Written request
Using the data beneath, show every line that includes the word "name".

(Entries from a visual dataset)
┏━━

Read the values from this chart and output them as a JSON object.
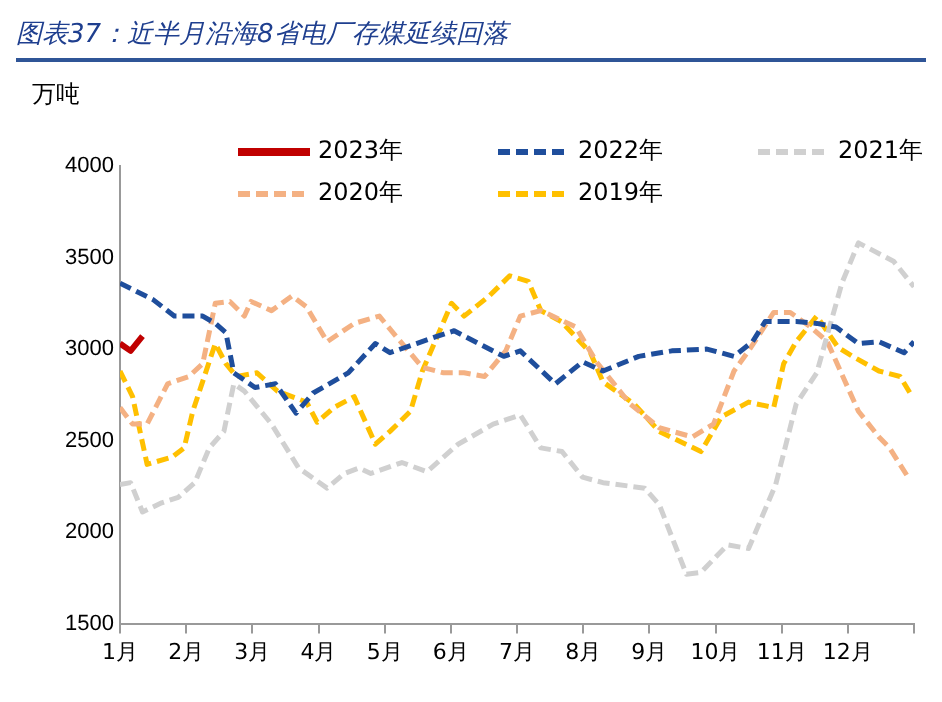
{
  "chart_data": {
    "type": "line",
    "title": "图表37：近半月沿海8省电厂存煤延续回落",
    "ylabel": "万吨",
    "xlim": [
      1,
      13
    ],
    "xticks": [
      {
        "value": 1,
        "label": "1月"
      },
      {
        "value": 2,
        "label": "2月"
      },
      {
        "value": 3,
        "label": "3月"
      },
      {
        "value": 4,
        "label": "4月"
      },
      {
        "value": 5,
        "label": "5月"
      },
      {
        "value": 6,
        "label": "6月"
      },
      {
        "value": 7,
        "label": "7月"
      },
      {
        "value": 8,
        "label": "8月"
      },
      {
        "value": 9,
        "label": "9月"
      },
      {
        "value": 10,
        "label": "10月"
      },
      {
        "value": 11,
        "label": "11月"
      },
      {
        "value": 12,
        "label": "12月"
      },
      {
        "value": 13,
        "label": null
      }
    ],
    "ylim": [
      1500,
      4000
    ],
    "yticks": [
      1500,
      2000,
      2500,
      3000,
      3500,
      4000
    ],
    "grid": false,
    "legend": "top",
    "marker": "none",
    "series": [
      {
        "name": "2023年",
        "color": "#c00000",
        "line_style": "solid",
        "x": [
          1,
          1.16,
          1.34
        ],
        "values": [
          3030,
          2990,
          3070
        ]
      },
      {
        "name": "2022年",
        "color": "#1f4e9c",
        "line_style": "dashed",
        "x": [
          1,
          1.5,
          1.82,
          2.25,
          2.44,
          2.6,
          2.72,
          3.04,
          3.35,
          3.66,
          3.92,
          4.45,
          4.86,
          5.08,
          5.48,
          5.8,
          6.05,
          6.42,
          6.8,
          7.05,
          7.58,
          7.99,
          8.3,
          8.84,
          9.34,
          9.87,
          10.28,
          10.56,
          10.75,
          11.22,
          11.53,
          11.82,
          12.16,
          12.47,
          12.85,
          13
        ],
        "values": [
          3360,
          3270,
          3180,
          3180,
          3140,
          3090,
          2870,
          2790,
          2810,
          2650,
          2760,
          2870,
          3030,
          2980,
          3030,
          3070,
          3100,
          3030,
          2960,
          2990,
          2810,
          2930,
          2880,
          2960,
          2990,
          3000,
          2960,
          3040,
          3150,
          3150,
          3140,
          3120,
          3030,
          3040,
          2980,
          3040
        ]
      },
      {
        "name": "2021年",
        "color": "#d0d0d0",
        "line_style": "dashed",
        "x": [
          1,
          1.16,
          1.34,
          1.63,
          1.88,
          2.13,
          2.35,
          2.57,
          2.72,
          2.88,
          3.29,
          3.7,
          4.13,
          4.39,
          4.61,
          4.79,
          5.26,
          5.64,
          6.11,
          6.64,
          7.05,
          7.36,
          7.68,
          7.99,
          8.3,
          8.93,
          9.15,
          9.56,
          9.78,
          10.18,
          10.5,
          10.91,
          11.22,
          11.53,
          11.91,
          12.16,
          12.69,
          13
        ],
        "values": [
          2260,
          2270,
          2110,
          2160,
          2190,
          2270,
          2460,
          2550,
          2810,
          2770,
          2590,
          2350,
          2240,
          2320,
          2350,
          2320,
          2380,
          2330,
          2480,
          2590,
          2640,
          2460,
          2440,
          2300,
          2270,
          2240,
          2150,
          1770,
          1780,
          1930,
          1910,
          2260,
          2700,
          2870,
          3360,
          3580,
          3480,
          3340
        ]
      },
      {
        "name": "2020年",
        "color": "#f4b183",
        "line_style": "dashed",
        "x": [
          1,
          1.19,
          1.41,
          1.72,
          2.04,
          2.25,
          2.44,
          2.66,
          2.88,
          2.98,
          3.29,
          3.6,
          3.82,
          4.13,
          4.54,
          4.92,
          5.17,
          5.57,
          5.89,
          6.2,
          6.51,
          6.83,
          7.05,
          7.36,
          7.89,
          8.2,
          8.71,
          9.15,
          9.65,
          9.97,
          10.28,
          10.5,
          10.88,
          11.13,
          11.44,
          11.69,
          12.16,
          12.47,
          12.63,
          12.91
        ],
        "values": [
          2680,
          2590,
          2590,
          2810,
          2850,
          2920,
          3250,
          3260,
          3180,
          3260,
          3210,
          3290,
          3230,
          3040,
          3140,
          3180,
          3070,
          2900,
          2870,
          2870,
          2850,
          2990,
          3180,
          3210,
          3120,
          2930,
          2700,
          2570,
          2520,
          2590,
          2880,
          2990,
          3200,
          3200,
          3120,
          3040,
          2660,
          2520,
          2460,
          2300
        ]
      },
      {
        "name": "2019年",
        "color": "#ffc000",
        "line_style": "dashed",
        "x": [
          1,
          1.19,
          1.41,
          1.79,
          1.97,
          2.1,
          2.44,
          2.6,
          2.76,
          3.07,
          3.38,
          3.82,
          3.98,
          4.23,
          4.54,
          4.86,
          5.08,
          5.39,
          5.57,
          6.01,
          6.2,
          6.58,
          6.89,
          7.17,
          7.36,
          7.67,
          8.11,
          8.3,
          8.77,
          9.15,
          9.78,
          10.09,
          10.5,
          10.88,
          11.03,
          11.22,
          11.53,
          11.85,
          12.07,
          12.47,
          12.79,
          12.94
        ],
        "values": [
          2880,
          2740,
          2370,
          2410,
          2460,
          2660,
          3030,
          2920,
          2850,
          2870,
          2770,
          2710,
          2600,
          2680,
          2740,
          2480,
          2550,
          2660,
          2880,
          3250,
          3180,
          3290,
          3400,
          3370,
          3210,
          3150,
          2980,
          2820,
          2700,
          2550,
          2440,
          2630,
          2710,
          2680,
          2920,
          3040,
          3180,
          3010,
          2960,
          2880,
          2850,
          2760
        ]
      }
    ]
  }
}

┗━━

Written solution
        "name": "2023年",
        "name": "2022年",
        "name": "2021年",
        "name": "2020年",
        "name": "2019年",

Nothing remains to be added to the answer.